- _Exercise aim_: Reproduce all lines of the listing below in which the word "with" occurs.

- _Data provided_:
----------------

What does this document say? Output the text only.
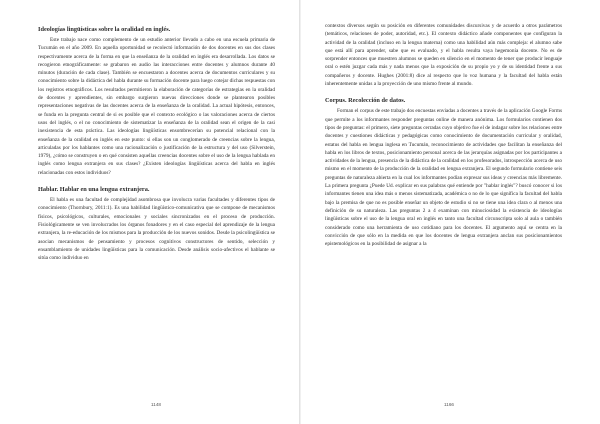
Ideologías lingüísticas sobre la oralidad en inglés.

Este trabajo nace como complemento de un estudio anterior llevado a cabo en una escuela primaria de Tucumán en el año 2009. En aquella oportunidad se recolectó información de dos docentes en sus dos clases respectivamente acerca de la forma en que la enseñanza de la oralidad en inglés era desarrollada. Los datos se recogieron etnográficamente: se grabaron en audio las interacciones entre docentes y alumnos durante 40 minutos (duración de cada clase). También se encuestaron a docentes acerca de documentos curriculares y su conocimiento sobre la didáctica del habla durante su formación docente para luego cotejar dichas respuestas con los registros etnográficos. Los resultados permitieron la elaboración de categorías de estrategias en la oralidad de docentes y aprendientes, sin embargo surgieron nuevas direcciones donde se plantearon posibles representaciones negativas de las docentes acerca de la enseñanza de la oralidad. La actual hipótesis, entonces, se funda en la pregunta central de si es posible que el contexto ecológico o las valoraciones acerca de ciertos usos del inglés, o el no conocimiento de sistematizar la enseñanza de la oralidad sean el origen de la casi inexistencia de esta práctica. Las ideologías lingüísticas ensombrecerían su potencial relacional con la enseñanza de la oralidad en inglés en este punto: si ellas son un conglomerado de creencias sobre la lengua, articuladas por los hablantes como una racionalización o justificación de la estructura y del uso (Silverstein, 1979), ¿cómo se construyen o en qué consisten aquellas creencias docentes sobre el uso de la lengua hablada en inglés como lengua extranjera en sus clases? ¿Existen ideologías lingüísticas acerca del habla en inglés relacionadas con estos individuos?

Hablar. Hablar en una lengua extranjera.

El habla es una facultad de complejidad asombrosa que involucra varias facultades y diferentes tipos de conocimiento (Thornbury, 2011:1). Es una habilidad lingüístico-comunicativa que se compone de mecanismos físicos, psicológicos, culturales, emocionales y sociales sincronizados en el proceso de producción. Fisiológicamente se ven involucrados los órganos fonadores y en el caso especial del aprendizaje de la lengua extranjera, la re-educación de los mismos para la producción de los nuevos sonidos. Desde la psicolingüística se asocian mecanismos de pensamiento y procesos cognitivos constructores de sentido, selección y ensamblamiento de unidades lingüísticas para la comunicación. Desde análisis socio-afectivos el hablante se sitúa como individuo en

contextos diversos según su posición en diferentes comunidades discursivas y de acuerdo a otros parámetros (temáticos, relaciones de poder, autoridad, etc.). El contexto didáctico añade componentes que configuran la actividad de la oralidad (incluso en la lengua materna) como una habilidad aún más compleja: el alumno sabe que está allí para aprender, sabe que es evaluado, y el habla resulta vaya hegemonía docente. No es de sorprender entonces que muestren alumnos se queden en silencio en el momento de tener que producir lenguaje oral o estén juzgar cada más y nada menos que la exposición de su propio yo y de su identidad frente a sus compañeros y docente. Hughes (2001:8) dice al respecto que lo voz humana y la facultad del habla están inherentemente unidas a la proyección de uno mismo frente al mundo.

Corpus. Recolección de datos.

Forman el corpus de este trabajo dos encuestas enviadas a docentes a través de la aplicación Google Forms que permite a los informantes responder preguntas online de manera anónima. Los formularios contienen dos tipos de preguntas: el primero, siete preguntas cerradas cuyo objetivo fue el de indagar sobre los relaciones entre docentes y cuestiones didácticas y pedagógicas como conocimiento de documentación curricular y oralidad, estatus del habla en lengua inglesa en Tucumán, reconocimiento de actividades que facilitan la enseñanza del habla en los libros de textos, posicionamiento personal acerca de las jerarquías asignadas por los participantes a actividades de la lengua, presencia de la didáctica de la oralidad en los profesorados, introspección acerca de uso mismo en el momento de la producción de la oralidad en lengua extranjera. El segundo formulario contiene seis preguntas de naturaleza abierta en la cual los informantes podían expresar sus ideas y creencias más libremente. La primera pregunta ¿Puede Ud. explicar en sus palabras qué entiende por "hablar inglés"? buscó conocer si los informantes tienen una idea más o menos sistematizada, académica o no de lo que significa la facultad del habla bajo la premisa de que no es posible enseñar un objeto de estudio si no se tiene una idea clara o al menos una definición de su naturaleza. Las preguntas 2 a 4 examinan con minuciosidad la existencia de ideologías lingüísticas sobre el uso de la lengua oral en inglés en tanto una facultad circunscripta solo al aula o también considerado como una herramienta de uso cotidiano para los docentes. El argumento aquí se centra en la convicción de que sólo en la medida en que los docentes de lengua extranjera anclan sus posicionamientos epistemológicos en la posibilidad de asignar a la

1148	1166
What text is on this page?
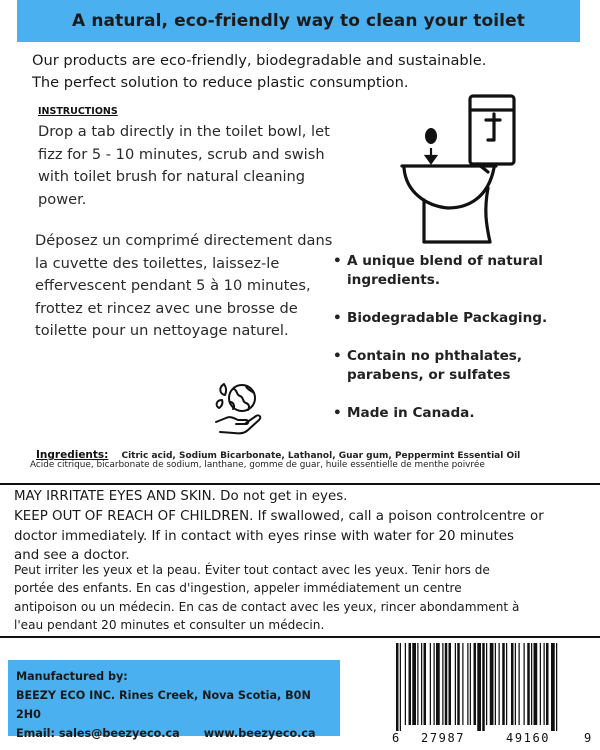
A natural, eco-friendly way to clean your toilet
Our products are eco-friendly, biodegradable and sustainable.
The perfect solution to reduce plastic consumption.
INSTRUCTIONS
Drop a tab directly in the toilet bowl, let fizz for 5 - 10 minutes, scrub and swish with toilet brush for natural cleaning power.
Déposez un comprimé directement dans la cuvette des toilettes, laissez-le effervescent pendant 5 à 10 minutes, frottez et rincez avec une brosse de toilette pour un nettoyage naturel.
• A unique blend of natural ingredients.
• Biodegradable Packaging.
• Contain no phthalates, parabens, or sulfates
• Made in Canada.
Ingredients: Citric acid, Sodium Bicarbonate, Lathanol, Guar gum, Peppermint Essential Oil
Acide citrique, bicarbonate de sodium, lanthane, gomme de guar, huile essentielle de menthe poivrée
MAY IRRITATE EYES AND SKIN. Do not get in eyes.
KEEP OUT OF REACH OF CHILDREN. If swallowed, call a poison controlcentre or
doctor immediately. If in contact with eyes rinse with water for 20 minutes
and see a doctor.
Peut irriter les yeux et la peau. Éviter tout contact avec les yeux. Tenir hors de
portée des enfants. En cas d'ingestion, appeler immédiatement un centre
antipoison ou un médecin. En cas de contact avec les yeux, rincer abondamment à
l'eau pendant 20 minutes et consulter un médecin.
Manufactured by:
BEEZY ECO INC. Rines Creek, Nova Scotia, B0N 2H0
Email: sales@beezyeco.ca www.beezyeco.ca	6 27987	49160	9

----------------

- _Written answer_:
Drop a tab directly in the toilet bowl, let fizz for 5 - 10 minutes, scrub and swish with toilet brush for natural cleaning power.
doctor immediately. If in contact with eyes rinse with water for 20 minutes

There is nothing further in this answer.